### THE PROBLEM:
Say how many lines include the word "强调个体化", using only a number.

____

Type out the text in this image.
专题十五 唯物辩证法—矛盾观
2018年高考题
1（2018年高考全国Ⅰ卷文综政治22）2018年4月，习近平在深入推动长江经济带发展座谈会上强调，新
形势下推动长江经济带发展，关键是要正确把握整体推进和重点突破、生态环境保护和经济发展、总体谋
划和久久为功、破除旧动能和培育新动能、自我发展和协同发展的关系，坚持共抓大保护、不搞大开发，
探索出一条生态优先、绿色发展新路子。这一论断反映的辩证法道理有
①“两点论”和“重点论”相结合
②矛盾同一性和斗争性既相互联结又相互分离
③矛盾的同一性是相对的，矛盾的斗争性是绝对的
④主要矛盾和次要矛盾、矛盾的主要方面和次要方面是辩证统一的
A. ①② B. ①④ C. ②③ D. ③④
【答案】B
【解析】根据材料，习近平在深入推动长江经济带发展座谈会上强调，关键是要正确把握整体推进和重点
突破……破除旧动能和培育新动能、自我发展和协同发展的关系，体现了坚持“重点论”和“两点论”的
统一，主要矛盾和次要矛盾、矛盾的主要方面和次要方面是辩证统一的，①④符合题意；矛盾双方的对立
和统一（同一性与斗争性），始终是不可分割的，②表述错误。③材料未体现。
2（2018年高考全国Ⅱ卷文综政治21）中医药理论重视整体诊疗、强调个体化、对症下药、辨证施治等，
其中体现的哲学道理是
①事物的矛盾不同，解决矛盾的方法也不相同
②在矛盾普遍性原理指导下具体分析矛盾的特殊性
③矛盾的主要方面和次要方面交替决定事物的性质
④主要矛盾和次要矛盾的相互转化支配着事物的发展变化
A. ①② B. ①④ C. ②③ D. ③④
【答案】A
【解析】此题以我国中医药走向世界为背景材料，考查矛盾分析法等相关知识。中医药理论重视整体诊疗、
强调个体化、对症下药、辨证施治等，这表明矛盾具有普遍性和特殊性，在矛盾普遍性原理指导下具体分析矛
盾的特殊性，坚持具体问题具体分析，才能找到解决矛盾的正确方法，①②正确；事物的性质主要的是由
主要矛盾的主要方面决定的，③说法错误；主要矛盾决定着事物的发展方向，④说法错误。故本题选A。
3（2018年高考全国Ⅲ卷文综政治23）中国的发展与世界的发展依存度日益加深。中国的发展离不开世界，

____

### ANSWER TO THIS EXERCISE:
2